**OBJECTIVE**
Repeat the entries that follow verbatim, without any of their pictures.

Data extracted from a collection
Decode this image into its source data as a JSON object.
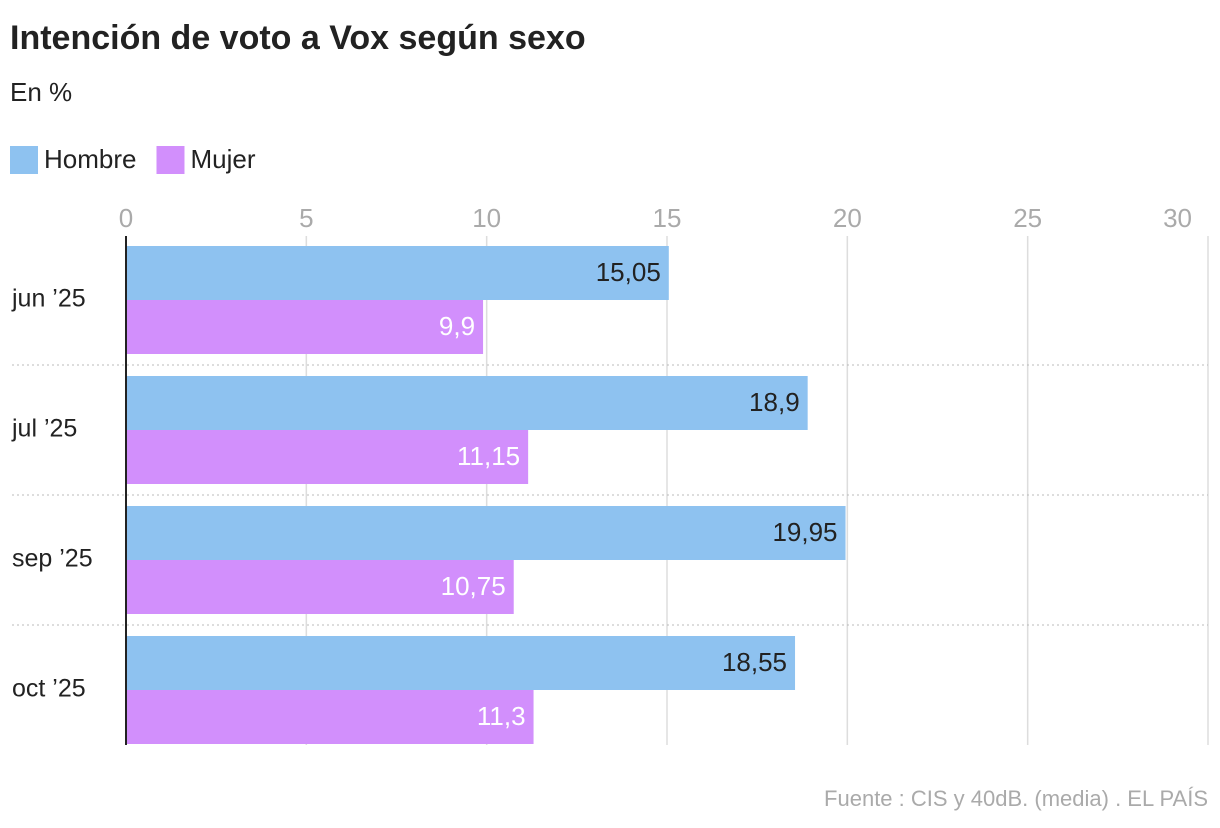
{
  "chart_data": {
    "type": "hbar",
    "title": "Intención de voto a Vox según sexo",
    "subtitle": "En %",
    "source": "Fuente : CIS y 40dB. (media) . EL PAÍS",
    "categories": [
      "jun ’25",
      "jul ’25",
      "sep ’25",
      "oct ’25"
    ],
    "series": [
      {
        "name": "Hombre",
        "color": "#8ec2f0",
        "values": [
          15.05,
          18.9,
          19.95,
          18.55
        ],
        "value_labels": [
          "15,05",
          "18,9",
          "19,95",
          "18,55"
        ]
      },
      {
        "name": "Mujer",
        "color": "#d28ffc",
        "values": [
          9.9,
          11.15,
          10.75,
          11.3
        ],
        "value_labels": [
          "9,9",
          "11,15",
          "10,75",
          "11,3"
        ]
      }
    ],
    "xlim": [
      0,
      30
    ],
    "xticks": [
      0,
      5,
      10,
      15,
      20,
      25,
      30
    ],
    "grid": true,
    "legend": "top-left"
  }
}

**OUTPUT OF THE TASK**
Decode this image into its source data as a JSON object.
{
  "chart_data": {
    "type": "hbar",
    "title": "Intención de voto a Vox según sexo",
    "subtitle": "En %",
    "source": "Fuente : CIS y 40dB. (media) . EL PAÍS",
    "categories": [
      "jun ’25",
      "jul ’25",
      "sep ’25",
      "oct ’25"
    ],
    "series": [
      {
        "name": "Hombre",
        "color": "#8ec2f0",
        "values": [
          15.05,
          18.9,
          19.95,
          18.55
        ],
        "value_labels": [
          "15,05",
          "18,9",
          "19,95",
          "18,55"
        ]
      },
      {
        "name": "Mujer",
        "color": "#d28ffc",
        "values": [
          9.9,
          11.15,
          10.75,
          11.3
        ],
        "value_labels": [
          "9,9",
          "11,15",
          "10,75",
          "11,3"
        ]
      }
    ],
    "xlim": [
      0,
      30
    ],
    "xticks": [
      0,
      5,
      10,
      15,
      20,
      25,
      30
    ],
    "grid": true,
    "legend": "top-left"
  }
}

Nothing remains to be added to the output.